[Task to carry out] Quote the records that follow in full, leaving the pictures out.

## Begin Data for processing

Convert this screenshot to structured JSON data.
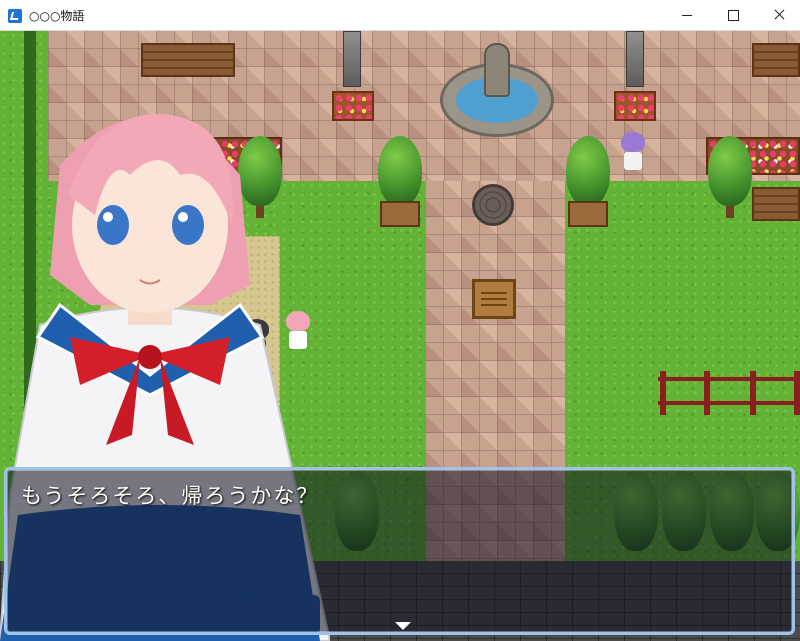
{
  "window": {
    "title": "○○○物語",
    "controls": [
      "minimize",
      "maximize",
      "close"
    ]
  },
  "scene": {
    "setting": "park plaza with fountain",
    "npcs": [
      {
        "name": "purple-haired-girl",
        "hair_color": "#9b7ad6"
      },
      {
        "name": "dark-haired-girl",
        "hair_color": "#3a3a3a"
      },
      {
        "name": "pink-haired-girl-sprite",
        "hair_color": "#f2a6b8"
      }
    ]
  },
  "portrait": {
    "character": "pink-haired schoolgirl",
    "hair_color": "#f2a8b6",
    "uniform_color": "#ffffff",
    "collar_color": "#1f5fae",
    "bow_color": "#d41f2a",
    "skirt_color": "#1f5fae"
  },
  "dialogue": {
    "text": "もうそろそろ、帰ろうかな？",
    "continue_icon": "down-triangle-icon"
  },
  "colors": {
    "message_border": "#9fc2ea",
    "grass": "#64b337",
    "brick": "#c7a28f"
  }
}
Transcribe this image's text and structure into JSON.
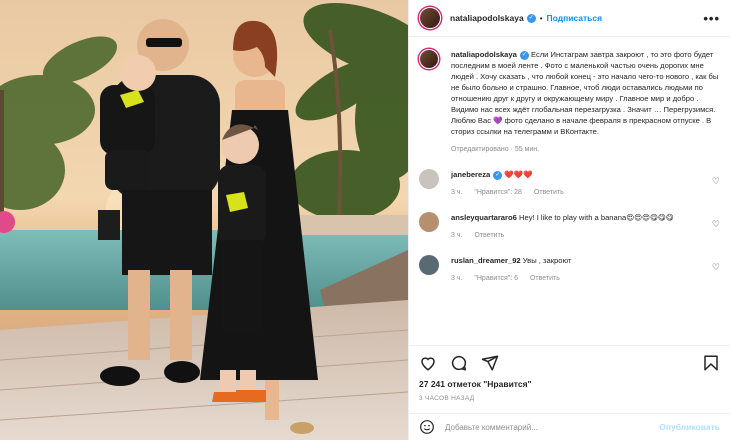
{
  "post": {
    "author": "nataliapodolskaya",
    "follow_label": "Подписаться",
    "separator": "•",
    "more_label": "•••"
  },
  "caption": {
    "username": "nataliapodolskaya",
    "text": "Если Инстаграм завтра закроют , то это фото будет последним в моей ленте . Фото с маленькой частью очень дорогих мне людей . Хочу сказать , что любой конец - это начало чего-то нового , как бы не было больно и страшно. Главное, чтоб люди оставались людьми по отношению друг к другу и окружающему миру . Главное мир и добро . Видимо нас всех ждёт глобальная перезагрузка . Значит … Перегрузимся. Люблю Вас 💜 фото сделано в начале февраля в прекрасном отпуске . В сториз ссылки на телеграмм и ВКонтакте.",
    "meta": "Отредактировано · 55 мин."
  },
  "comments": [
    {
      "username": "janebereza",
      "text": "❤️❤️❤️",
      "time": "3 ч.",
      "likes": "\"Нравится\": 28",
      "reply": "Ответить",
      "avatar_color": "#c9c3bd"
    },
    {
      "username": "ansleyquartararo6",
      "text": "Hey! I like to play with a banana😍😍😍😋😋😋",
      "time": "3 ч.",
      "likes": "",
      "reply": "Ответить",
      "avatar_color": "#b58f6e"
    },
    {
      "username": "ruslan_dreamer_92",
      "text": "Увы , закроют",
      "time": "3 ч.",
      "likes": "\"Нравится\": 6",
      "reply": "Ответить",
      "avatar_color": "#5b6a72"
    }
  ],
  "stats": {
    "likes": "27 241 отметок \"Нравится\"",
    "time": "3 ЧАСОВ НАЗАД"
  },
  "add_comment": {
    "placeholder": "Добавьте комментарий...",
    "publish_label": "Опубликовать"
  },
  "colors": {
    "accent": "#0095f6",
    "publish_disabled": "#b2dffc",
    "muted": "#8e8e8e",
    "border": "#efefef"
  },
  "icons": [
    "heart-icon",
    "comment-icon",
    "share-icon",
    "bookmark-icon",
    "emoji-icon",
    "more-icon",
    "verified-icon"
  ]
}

## End Data for processing

[Answer to the task]
Convert this screenshot to structured JSON data.
{
  "window": {
    "title": "○○○物語",
    "controls": [
      "minimize",
      "maximize",
      "close"
    ]
  },
  "scene": {
    "setting": "park plaza with fountain",
    "npcs": [
      {
        "name": "purple-haired-girl",
        "hair_color": "#9b7ad6"
      },
      {
        "name": "dark-haired-girl",
        "hair_color": "#3a3a3a"
      },
      {
        "name": "pink-haired-girl-sprite",
        "hair_color": "#f2a6b8"
      }
    ]
  },
  "portrait": {
    "character": "pink-haired schoolgirl",
    "hair_color": "#f2a8b6",
    "uniform_color": "#ffffff",
    "collar_color": "#1f5fae",
    "bow_color": "#d41f2a",
    "skirt_color": "#1f5fae"
  },
  "dialogue": {
    "text": "もうそろそろ、帰ろうかな？",
    "continue_icon": "down-triangle-icon"
  },
  "colors": {
    "message_border": "#9fc2ea",
    "grass": "#64b337",
    "brick": "#c7a28f"
  }
}
Transcribe this image's text and structure into JSON.
{
  "post": {
    "author": "nataliapodolskaya",
    "follow_label": "Подписаться",
    "separator": "•",
    "more_label": "•••"
  },
  "caption": {
    "username": "nataliapodolskaya",
    "text": "Если Инстаграм завтра закроют , то это фото будет последним в моей ленте . Фото с маленькой частью очень дорогих мне людей . Хочу сказать , что любой конец - это начало чего-то нового , как бы не было больно и страшно. Главное, чтоб люди оставались людьми по отношению друг к другу и окружающему миру . Главное мир и добро . Видимо нас всех ждёт глобальная перезагрузка . Значит … Перегрузимся. Люблю Вас 💜 фото сделано в начале февраля в прекрасном отпуске . В сториз ссылки на телеграмм и ВКонтакте.",
    "meta": "Отредактировано · 55 мин."
  },
  "comments": [
    {
      "username": "janebereza",
      "text": "❤️❤️❤️",
      "time": "3 ч.",
      "likes": "\"Нравится\": 28",
      "reply": "Ответить",
      "avatar_color": "#c9c3bd"
    },
    {
      "username": "ansleyquartararo6",
      "text": "Hey! I like to play with a banana😍😍😍😋😋😋",
      "time": "3 ч.",
      "likes": "",
      "reply": "Ответить",
      "avatar_color": "#b58f6e"
    },
    {
      "username": "ruslan_dreamer_92",
      "text": "Увы , закроют",
      "time": "3 ч.",
      "likes": "\"Нравится\": 6",
      "reply": "Ответить",
      "avatar_color": "#5b6a72"
    }
  ],
  "stats": {
    "likes": "27 241 отметок \"Нравится\"",
    "time": "3 ЧАСОВ НАЗАД"
  },
  "add_comment": {
    "placeholder": "Добавьте комментарий...",
    "publish_label": "Опубликовать"
  },
  "colors": {
    "accent": "#0095f6",
    "publish_disabled": "#b2dffc",
    "muted": "#8e8e8e",
    "border": "#efefef"
  },
  "icons": [
    "heart-icon",
    "comment-icon",
    "share-icon",
    "bookmark-icon",
    "emoji-icon",
    "more-icon",
    "verified-icon"
  ]
}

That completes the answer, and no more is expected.